- Task directions
Please duplicate the records below line for line, starting at the line that contains "data-dot (204, 556, 226, 578)" and stopping after the last line of the records.

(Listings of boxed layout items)
====

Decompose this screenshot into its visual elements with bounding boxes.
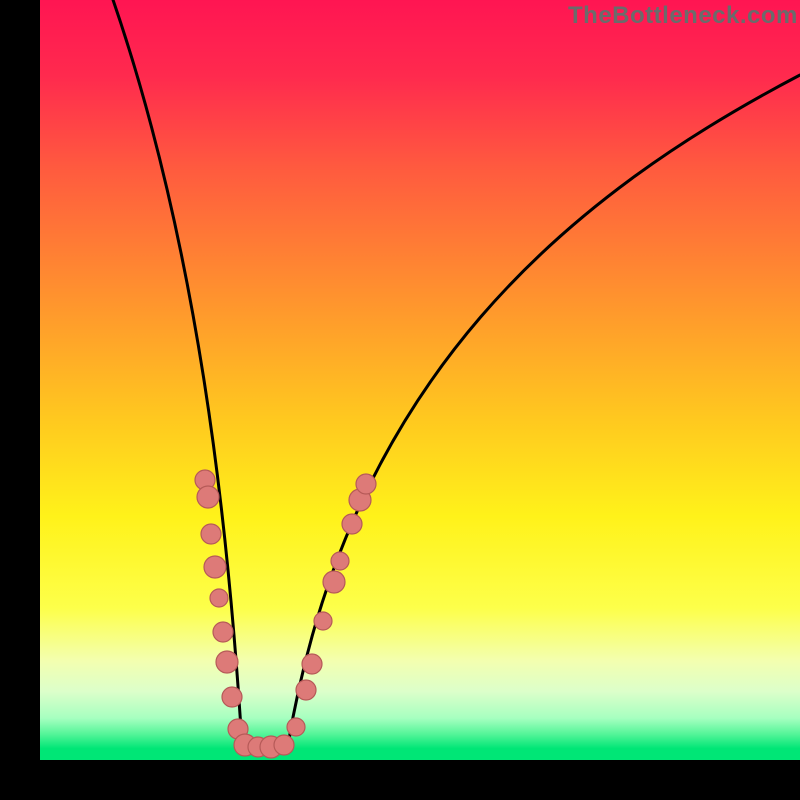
data-dot (204, 556, 226, 578)
plot-background (40, 0, 800, 760)
data-dot (197, 486, 219, 508)
data-dot (296, 680, 316, 700)
watermark-text: TheBottleneck.com (568, 2, 798, 30)
chart-frame: TheBottleneck.com (0, 0, 800, 800)
chart-svg (0, 0, 800, 800)
data-dot (201, 524, 221, 544)
data-dot (302, 654, 322, 674)
data-dot (342, 514, 362, 534)
data-dot (287, 718, 305, 736)
data-dot (213, 622, 233, 642)
data-dot (323, 571, 345, 593)
data-dot (356, 474, 376, 494)
data-dot (210, 589, 228, 607)
data-dot (331, 552, 349, 570)
data-dot (216, 651, 238, 673)
data-dot (314, 612, 332, 630)
data-dot (222, 687, 242, 707)
data-dot (274, 735, 294, 755)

====

- Result
data-dot (204, 556, 226, 578)
plot-background (40, 0, 800, 760)
data-dot (197, 486, 219, 508)
data-dot (296, 680, 316, 700)
watermark-text: TheBottleneck.com (568, 2, 798, 30)
chart-frame: TheBottleneck.com (0, 0, 800, 800)
chart-svg (0, 0, 800, 800)
data-dot (201, 524, 221, 544)
data-dot (302, 654, 322, 674)
data-dot (342, 514, 362, 534)
data-dot (287, 718, 305, 736)
data-dot (213, 622, 233, 642)
data-dot (323, 571, 345, 593)
data-dot (356, 474, 376, 494)
data-dot (210, 589, 228, 607)
data-dot (331, 552, 349, 570)
data-dot (216, 651, 238, 673)
data-dot (314, 612, 332, 630)
data-dot (222, 687, 242, 707)
data-dot (274, 735, 294, 755)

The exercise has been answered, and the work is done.